• _GIVEN PASSAGE_:
Sunday, November 25, 2007
Fiction, Fantasy and YA: The Giver
Lowry, Lois. 1999. THE GIVER. NY: Bantam Book/Random House. ISBN: 0553571338.
Like all the other kids his age, Jonas turns twelve and is assigned the adult role and job that was chosen by the Committee of the Elders. However, unlike the other kids he is instead selected to become the successor to the community’s important yet reclusive Receiver of Memories. During his training, where he receives generations’ worth of memories from The Giver, his predecessor, Jonas learns about his community before Sameness when there were emotions like love, joy, color, anger, pain, and freedom of choice. He also learns how his seemingly perfect utopian community with it rules and formality to insure the lack trouble is actually cold and void of any emotion and personal connection to one anther, as well as the true meaning of being released and being sent to the other community Elsewhere. Realizing that there is more to life than what he and his community already have, Jonas decides that everything must change and it is up to him to make it happen.
Lowry has created an amazingly thought-provoking novel about how young boy is given the responsibility of carrying the burden of generations’ worth memories in a utopian community that is completely void of anything involves rudeness, suffering, and troublesome, which includes story weather and individuality, and makes the difficult decision to flee the community and return the memories back to the people. Set on the edge of science fiction, the plot is wonderfully well developed and moves at a smooth and enticing pace due to the hints of foreshadowing of events to come, such as how Jonas was “apprehensive” about the upcoming Ceremony of Twelve where his adult assignment will be given, and due to the questions that Jonas, and Lowry, have created about the society and the memories. These questions brings to the readers to the halting climax where Jonas finally learns the true meaning of a person, an Old (an elderly person) or even a Newchild (newborn), being “Released” by watching his father inject a perfectly healthy identical twin with a concoction that kills the child because it would save the community from the confusion of seeing two child who look a like (Lowry, p. 150).
As mentioned above, Jonas’ community is in a utopian setting sometime in the future. It is impeccably clean with constant perfect weather and is without things that we would currently find in our society such as crime, starvation, poverty, rudeness, etc. There are rules that everyone must follow and if one is broken they are immediately corrected, for example, when Jonas took home an apple that had inexplicitly turned the color red, and he was corrected by the speakers that situation all over the community, “Attention. This is a reminder to male elevens that objects are not to be removed from the recreation area and that snacks are to be eaten, not hoarded” (Lowry, p. 23). For any correction of serious wrongdoing, specifically breaking the certain minor rules, there is always an apology; however, for three-times repeated offenders are “released” from the community.

• _STORED DATA_:
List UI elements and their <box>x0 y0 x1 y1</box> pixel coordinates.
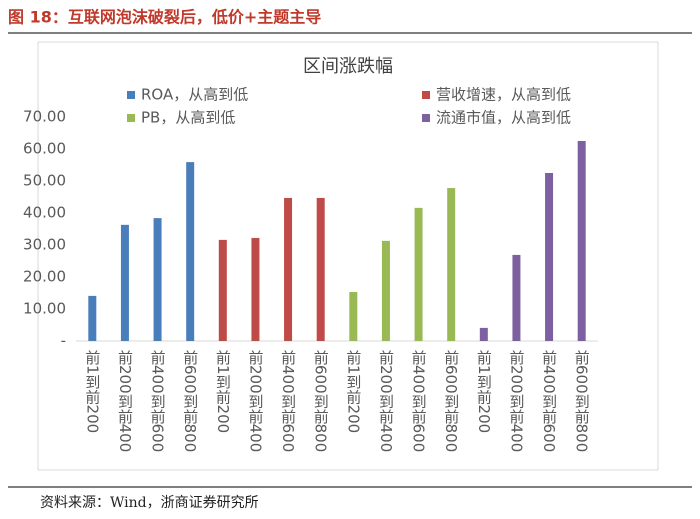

• _SHORT PROBLEM 1_:
From the review of The Giver, list the things Jonas learns his community had before Sameness.
• _SHORT PROBLEM 2_:
Repeat the part of The Giver review between "As mentioned above, Jonas’" and "from the community.", inclusive.
• _SHORT PROBLEM 3_:
Write the text that comes next in the review of The Giver, starting after its last sentence.

• _OUTPUT 1_:
love, joy, color, anger, pain, freedom of choice

• _OUTPUT 2_:
As mentioned above, Jonas’ community is in a utopian setting sometime in the future. It is impeccably clean with constant perfect weather and is without things that we would currently find in our society such as crime, starvation, poverty, rudeness, etc. There are rules that everyone must follow and if one is broken they are immediately corrected, for example, when Jonas took home an apple that had inexplicitly turned the color red, and he was corrected by the speakers that situation all over the community, “Attention. This is a reminder to male elevens that objects are not to be removed from the recreation area and that snacks are to be eaten, not hoarded” (Lowry, p. 23). For any correction of serious wrongdoing, specifically breaking the certain minor rules, there is always an apology; however, for three-times repeated offenders are “released” from the community.

• _OUTPUT 3_:
The community is specifically set up for ease and perfection. Families consist of a mother a father and two children, one male and female. Spouses are chosen for them. Children are born by surrogate mothers, or Birthmothers, and are not names until they are a year old and given to a family who has submitted a request for a child. Everyone wear tunics and other clothing of no true color. At specific ages children are given certain privileges, such as at the age of seven they receive with jackets with buttons they can do and undo by themselves, age eight they are allowed to begin their volunteering. At nine they are given their bicycle and girls are allowed to stop wearing hair ribbons, and age ten they get their haircut. Finally, at twelve years old they are assigned the adult role in life and age is not longer important. When the children are grown and have spouses of their own parents are sent to live with Childless Adults , and finally when they are old they are sent to the House of the Old and await their release.
There are mentions of other communities outside of this particular one. However, there is no descriptive mention that those communities are like this one. Lily, Jonas’ little sister, tells her family during the ritual of describing how they feel during their evening dinner that she was “very angry” because a male from another community of Sevens visited her Childcare group and did not obey the rules (Lowry, p. 5). There is the place called Elsewhere where the “released” members of the community are sent. However, there is still no true description of it.
The setting appears to be extremely ideal and perfect. However, as we learn more about through the eyes of Jonas as he receives the memories we realize, examining it out of context, that this utopian community is more dystopian in nature: it is a society characterized by oppression.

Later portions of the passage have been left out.